(Written task) Output the material word for word. Leave each picture out.

[Saved data entries]
==================================================
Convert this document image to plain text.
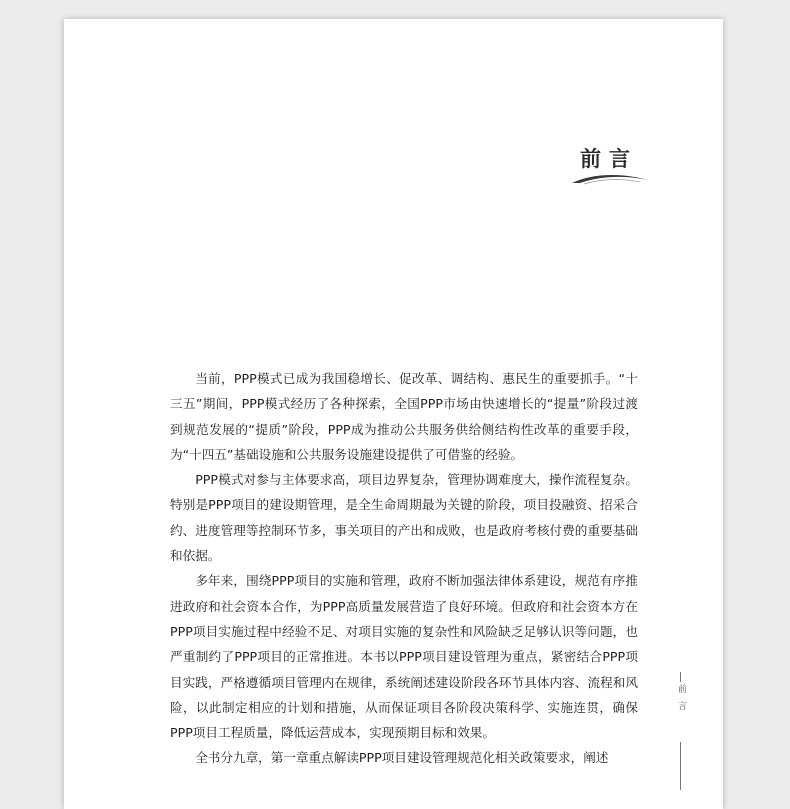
前言

当前，PPP模式已成为我国稳增长、促改革、调结构、惠民生的重要抓手。“十三五”期间，PPP模式经历了各种探索，全国PPP市场由快速增长的“提量”阶段过渡到规范发展的“提质”阶段，PPP成为推动公共服务供给侧结构性改革的重要手段，为“十四五”基础设施和公共服务设施建设提供了可借鉴的经验。

PPP模式对参与主体要求高，项目边界复杂，管理协调难度大，操作流程复杂。特别是PPP项目的建设期管理，是全生命周期最为关键的阶段，项目投融资、招采合约、进度管理等控制环节多，事关项目的产出和成败，也是政府考核付费的重要基础和依据。

多年来，围绕PPP项目的实施和管理，政府不断加强法律体系建设，规范有序推进政府和社会资本合作，为PPP高质量发展营造了良好环境。但政府和社会资本方在PPP项目实施过程中经验不足、对项目实施的复杂性和风险缺乏足够认识等问题，也严重制约了PPP项目的正常推进。本书以PPP项目建设管理为重点，紧密结合PPP项目实践，严格遵循项目管理内在规律，系统阐述建设阶段各环节具体内容、流程和风险，以此制定相应的计划和措施，从而保证项目各阶段决策科学、实施连贯，确保PPP项目工程质量，降低运营成本，实现预期目标和效果。

全书分九章，第一章重点解读PPP项目建设管理规范化相关政策要求，阐述

前言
==================================================
(Solution for this task)
Convert this document image to plain text.
前言

当前，PPP模式已成为我国稳增长、促改革、调结构、惠民生的重要抓手。“十三五”期间，PPP模式经历了各种探索，全国PPP市场由快速增长的“提量”阶段过渡到规范发展的“提质”阶段，PPP成为推动公共服务供给侧结构性改革的重要手段，为“十四五”基础设施和公共服务设施建设提供了可借鉴的经验。

PPP模式对参与主体要求高，项目边界复杂，管理协调难度大，操作流程复杂。特别是PPP项目的建设期管理，是全生命周期最为关键的阶段，项目投融资、招采合约、进度管理等控制环节多，事关项目的产出和成败，也是政府考核付费的重要基础和依据。

多年来，围绕PPP项目的实施和管理，政府不断加强法律体系建设，规范有序推进政府和社会资本合作，为PPP高质量发展营造了良好环境。但政府和社会资本方在PPP项目实施过程中经验不足、对项目实施的复杂性和风险缺乏足够认识等问题，也严重制约了PPP项目的正常推进。本书以PPP项目建设管理为重点，紧密结合PPP项目实践，严格遵循项目管理内在规律，系统阐述建设阶段各环节具体内容、流程和风险，以此制定相应的计划和措施，从而保证项目各阶段决策科学、实施连贯，确保PPP项目工程质量，降低运营成本，实现预期目标和效果。

全书分九章，第一章重点解读PPP项目建设管理规范化相关政策要求，阐述

前言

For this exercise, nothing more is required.